[Task goal] Copy the data that follows exactly. Include no pictures.

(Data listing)
+ + +

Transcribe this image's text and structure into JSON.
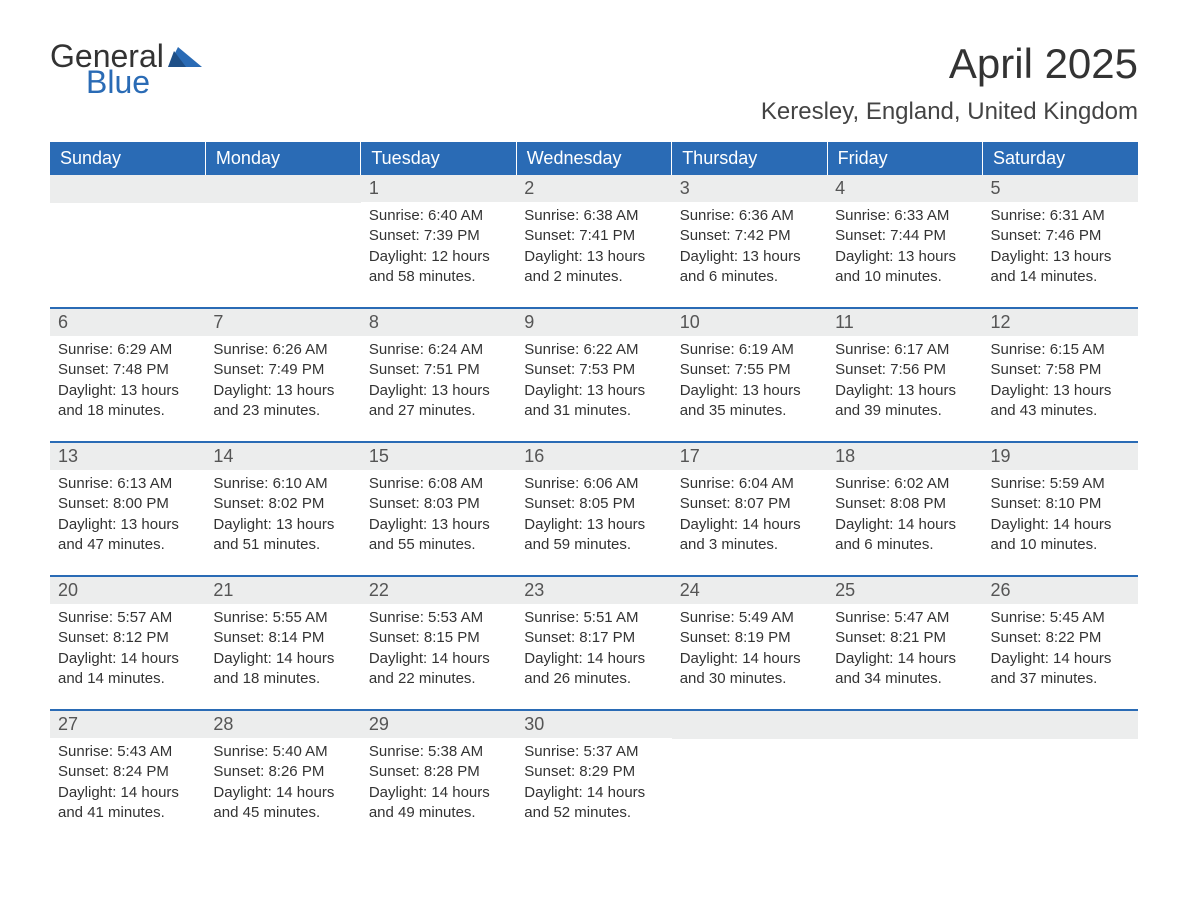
{
  "brand": {
    "line1": "General",
    "line2": "Blue",
    "flag_color": "#2a6bb5"
  },
  "title": "April 2025",
  "location": "Keresley, England, United Kingdom",
  "colors": {
    "header_bg": "#2a6bb5",
    "header_text": "#ffffff",
    "daynum_bg": "#eceded",
    "text": "#333333"
  },
  "typography": {
    "title_fontsize": 42,
    "location_fontsize": 24,
    "dayheader_fontsize": 18,
    "body_fontsize": 15
  },
  "day_headers": [
    "Sunday",
    "Monday",
    "Tuesday",
    "Wednesday",
    "Thursday",
    "Friday",
    "Saturday"
  ],
  "weeks": [
    [
      null,
      null,
      {
        "n": "1",
        "sunrise": "Sunrise: 6:40 AM",
        "sunset": "Sunset: 7:39 PM",
        "daylight": "Daylight: 12 hours and 58 minutes."
      },
      {
        "n": "2",
        "sunrise": "Sunrise: 6:38 AM",
        "sunset": "Sunset: 7:41 PM",
        "daylight": "Daylight: 13 hours and 2 minutes."
      },
      {
        "n": "3",
        "sunrise": "Sunrise: 6:36 AM",
        "sunset": "Sunset: 7:42 PM",
        "daylight": "Daylight: 13 hours and 6 minutes."
      },
      {
        "n": "4",
        "sunrise": "Sunrise: 6:33 AM",
        "sunset": "Sunset: 7:44 PM",
        "daylight": "Daylight: 13 hours and 10 minutes."
      },
      {
        "n": "5",
        "sunrise": "Sunrise: 6:31 AM",
        "sunset": "Sunset: 7:46 PM",
        "daylight": "Daylight: 13 hours and 14 minutes."
      }
    ],
    [
      {
        "n": "6",
        "sunrise": "Sunrise: 6:29 AM",
        "sunset": "Sunset: 7:48 PM",
        "daylight": "Daylight: 13 hours and 18 minutes."
      },
      {
        "n": "7",
        "sunrise": "Sunrise: 6:26 AM",
        "sunset": "Sunset: 7:49 PM",
        "daylight": "Daylight: 13 hours and 23 minutes."
      },
      {
        "n": "8",
        "sunrise": "Sunrise: 6:24 AM",
        "sunset": "Sunset: 7:51 PM",
        "daylight": "Daylight: 13 hours and 27 minutes."
      },
      {
        "n": "9",
        "sunrise": "Sunrise: 6:22 AM",
        "sunset": "Sunset: 7:53 PM",
        "daylight": "Daylight: 13 hours and 31 minutes."
      },
      {
        "n": "10",
        "sunrise": "Sunrise: 6:19 AM",
        "sunset": "Sunset: 7:55 PM",
        "daylight": "Daylight: 13 hours and 35 minutes."
      },
      {
        "n": "11",
        "sunrise": "Sunrise: 6:17 AM",
        "sunset": "Sunset: 7:56 PM",
        "daylight": "Daylight: 13 hours and 39 minutes."
      },
      {
        "n": "12",
        "sunrise": "Sunrise: 6:15 AM",
        "sunset": "Sunset: 7:58 PM",
        "daylight": "Daylight: 13 hours and 43 minutes."
      }
    ],
    [
      {
        "n": "13",
        "sunrise": "Sunrise: 6:13 AM",
        "sunset": "Sunset: 8:00 PM",
        "daylight": "Daylight: 13 hours and 47 minutes."
      },
      {
        "n": "14",
        "sunrise": "Sunrise: 6:10 AM",
        "sunset": "Sunset: 8:02 PM",
        "daylight": "Daylight: 13 hours and 51 minutes."
      },
      {
        "n": "15",
        "sunrise": "Sunrise: 6:08 AM",
        "sunset": "Sunset: 8:03 PM",
        "daylight": "Daylight: 13 hours and 55 minutes."
      },
      {
        "n": "16",
        "sunrise": "Sunrise: 6:06 AM",
        "sunset": "Sunset: 8:05 PM",
        "daylight": "Daylight: 13 hours and 59 minutes."
      },
      {
        "n": "17",
        "sunrise": "Sunrise: 6:04 AM",
        "sunset": "Sunset: 8:07 PM",
        "daylight": "Daylight: 14 hours and 3 minutes."
      },
      {
        "n": "18",
        "sunrise": "Sunrise: 6:02 AM",
        "sunset": "Sunset: 8:08 PM",
        "daylight": "Daylight: 14 hours and 6 minutes."
      },
      {
        "n": "19",
        "sunrise": "Sunrise: 5:59 AM",
        "sunset": "Sunset: 8:10 PM",
        "daylight": "Daylight: 14 hours and 10 minutes."
      }
    ],
    [
      {
        "n": "20",
        "sunrise": "Sunrise: 5:57 AM",
        "sunset": "Sunset: 8:12 PM",
        "daylight": "Daylight: 14 hours and 14 minutes."
      },
      {
        "n": "21",
        "sunrise": "Sunrise: 5:55 AM",
        "sunset": "Sunset: 8:14 PM",
        "daylight": "Daylight: 14 hours and 18 minutes."
      },
      {
        "n": "22",
        "sunrise": "Sunrise: 5:53 AM",
        "sunset": "Sunset: 8:15 PM",
        "daylight": "Daylight: 14 hours and 22 minutes."
      },
      {
        "n": "23",
        "sunrise": "Sunrise: 5:51 AM",
        "sunset": "Sunset: 8:17 PM",
        "daylight": "Daylight: 14 hours and 26 minutes."
      },
      {
        "n": "24",
        "sunrise": "Sunrise: 5:49 AM",
        "sunset": "Sunset: 8:19 PM",
        "daylight": "Daylight: 14 hours and 30 minutes."
      },
      {
        "n": "25",
        "sunrise": "Sunrise: 5:47 AM",
        "sunset": "Sunset: 8:21 PM",
        "daylight": "Daylight: 14 hours and 34 minutes."
      },
      {
        "n": "26",
        "sunrise": "Sunrise: 5:45 AM",
        "sunset": "Sunset: 8:22 PM",
        "daylight": "Daylight: 14 hours and 37 minutes."
      }
    ],
    [
      {
        "n": "27",
        "sunrise": "Sunrise: 5:43 AM",
        "sunset": "Sunset: 8:24 PM",
        "daylight": "Daylight: 14 hours and 41 minutes."
      },
      {
        "n": "28",
        "sunrise": "Sunrise: 5:40 AM",
        "sunset": "Sunset: 8:26 PM",
        "daylight": "Daylight: 14 hours and 45 minutes."
      },
      {
        "n": "29",
        "sunrise": "Sunrise: 5:38 AM",
        "sunset": "Sunset: 8:28 PM",
        "daylight": "Daylight: 14 hours and 49 minutes."
      },
      {
        "n": "30",
        "sunrise": "Sunrise: 5:37 AM",
        "sunset": "Sunset: 8:29 PM",
        "daylight": "Daylight: 14 hours and 52 minutes."
      },
      null,
      null,
      null
    ]
  ]
}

+ + +

[Task answer]
Transcribe this image's text and structure into JSON.
{
  "brand": {
    "line1": "General",
    "line2": "Blue",
    "flag_color": "#2a6bb5"
  },
  "title": "April 2025",
  "location": "Keresley, England, United Kingdom",
  "colors": {
    "header_bg": "#2a6bb5",
    "header_text": "#ffffff",
    "daynum_bg": "#eceded",
    "text": "#333333"
  },
  "typography": {
    "title_fontsize": 42,
    "location_fontsize": 24,
    "dayheader_fontsize": 18,
    "body_fontsize": 15
  },
  "day_headers": [
    "Sunday",
    "Monday",
    "Tuesday",
    "Wednesday",
    "Thursday",
    "Friday",
    "Saturday"
  ],
  "weeks": [
    [
      null,
      null,
      {
        "n": "1",
        "sunrise": "Sunrise: 6:40 AM",
        "sunset": "Sunset: 7:39 PM",
        "daylight": "Daylight: 12 hours and 58 minutes."
      },
      {
        "n": "2",
        "sunrise": "Sunrise: 6:38 AM",
        "sunset": "Sunset: 7:41 PM",
        "daylight": "Daylight: 13 hours and 2 minutes."
      },
      {
        "n": "3",
        "sunrise": "Sunrise: 6:36 AM",
        "sunset": "Sunset: 7:42 PM",
        "daylight": "Daylight: 13 hours and 6 minutes."
      },
      {
        "n": "4",
        "sunrise": "Sunrise: 6:33 AM",
        "sunset": "Sunset: 7:44 PM",
        "daylight": "Daylight: 13 hours and 10 minutes."
      },
      {
        "n": "5",
        "sunrise": "Sunrise: 6:31 AM",
        "sunset": "Sunset: 7:46 PM",
        "daylight": "Daylight: 13 hours and 14 minutes."
      }
    ],
    [
      {
        "n": "6",
        "sunrise": "Sunrise: 6:29 AM",
        "sunset": "Sunset: 7:48 PM",
        "daylight": "Daylight: 13 hours and 18 minutes."
      },
      {
        "n": "7",
        "sunrise": "Sunrise: 6:26 AM",
        "sunset": "Sunset: 7:49 PM",
        "daylight": "Daylight: 13 hours and 23 minutes."
      },
      {
        "n": "8",
        "sunrise": "Sunrise: 6:24 AM",
        "sunset": "Sunset: 7:51 PM",
        "daylight": "Daylight: 13 hours and 27 minutes."
      },
      {
        "n": "9",
        "sunrise": "Sunrise: 6:22 AM",
        "sunset": "Sunset: 7:53 PM",
        "daylight": "Daylight: 13 hours and 31 minutes."
      },
      {
        "n": "10",
        "sunrise": "Sunrise: 6:19 AM",
        "sunset": "Sunset: 7:55 PM",
        "daylight": "Daylight: 13 hours and 35 minutes."
      },
      {
        "n": "11",
        "sunrise": "Sunrise: 6:17 AM",
        "sunset": "Sunset: 7:56 PM",
        "daylight": "Daylight: 13 hours and 39 minutes."
      },
      {
        "n": "12",
        "sunrise": "Sunrise: 6:15 AM",
        "sunset": "Sunset: 7:58 PM",
        "daylight": "Daylight: 13 hours and 43 minutes."
      }
    ],
    [
      {
        "n": "13",
        "sunrise": "Sunrise: 6:13 AM",
        "sunset": "Sunset: 8:00 PM",
        "daylight": "Daylight: 13 hours and 47 minutes."
      },
      {
        "n": "14",
        "sunrise": "Sunrise: 6:10 AM",
        "sunset": "Sunset: 8:02 PM",
        "daylight": "Daylight: 13 hours and 51 minutes."
      },
      {
        "n": "15",
        "sunrise": "Sunrise: 6:08 AM",
        "sunset": "Sunset: 8:03 PM",
        "daylight": "Daylight: 13 hours and 55 minutes."
      },
      {
        "n": "16",
        "sunrise": "Sunrise: 6:06 AM",
        "sunset": "Sunset: 8:05 PM",
        "daylight": "Daylight: 13 hours and 59 minutes."
      },
      {
        "n": "17",
        "sunrise": "Sunrise: 6:04 AM",
        "sunset": "Sunset: 8:07 PM",
        "daylight": "Daylight: 14 hours and 3 minutes."
      },
      {
        "n": "18",
        "sunrise": "Sunrise: 6:02 AM",
        "sunset": "Sunset: 8:08 PM",
        "daylight": "Daylight: 14 hours and 6 minutes."
      },
      {
        "n": "19",
        "sunrise": "Sunrise: 5:59 AM",
        "sunset": "Sunset: 8:10 PM",
        "daylight": "Daylight: 14 hours and 10 minutes."
      }
    ],
    [
      {
        "n": "20",
        "sunrise": "Sunrise: 5:57 AM",
        "sunset": "Sunset: 8:12 PM",
        "daylight": "Daylight: 14 hours and 14 minutes."
      },
      {
        "n": "21",
        "sunrise": "Sunrise: 5:55 AM",
        "sunset": "Sunset: 8:14 PM",
        "daylight": "Daylight: 14 hours and 18 minutes."
      },
      {
        "n": "22",
        "sunrise": "Sunrise: 5:53 AM",
        "sunset": "Sunset: 8:15 PM",
        "daylight": "Daylight: 14 hours and 22 minutes."
      },
      {
        "n": "23",
        "sunrise": "Sunrise: 5:51 AM",
        "sunset": "Sunset: 8:17 PM",
        "daylight": "Daylight: 14 hours and 26 minutes."
      },
      {
        "n": "24",
        "sunrise": "Sunrise: 5:49 AM",
        "sunset": "Sunset: 8:19 PM",
        "daylight": "Daylight: 14 hours and 30 minutes."
      },
      {
        "n": "25",
        "sunrise": "Sunrise: 5:47 AM",
        "sunset": "Sunset: 8:21 PM",
        "daylight": "Daylight: 14 hours and 34 minutes."
      },
      {
        "n": "26",
        "sunrise": "Sunrise: 5:45 AM",
        "sunset": "Sunset: 8:22 PM",
        "daylight": "Daylight: 14 hours and 37 minutes."
      }
    ],
    [
      {
        "n": "27",
        "sunrise": "Sunrise: 5:43 AM",
        "sunset": "Sunset: 8:24 PM",
        "daylight": "Daylight: 14 hours and 41 minutes."
      },
      {
        "n": "28",
        "sunrise": "Sunrise: 5:40 AM",
        "sunset": "Sunset: 8:26 PM",
        "daylight": "Daylight: 14 hours and 45 minutes."
      },
      {
        "n": "29",
        "sunrise": "Sunrise: 5:38 AM",
        "sunset": "Sunset: 8:28 PM",
        "daylight": "Daylight: 14 hours and 49 minutes."
      },
      {
        "n": "30",
        "sunrise": "Sunrise: 5:37 AM",
        "sunset": "Sunset: 8:29 PM",
        "daylight": "Daylight: 14 hours and 52 minutes."
      },
      null,
      null,
      null
    ]
  ]
}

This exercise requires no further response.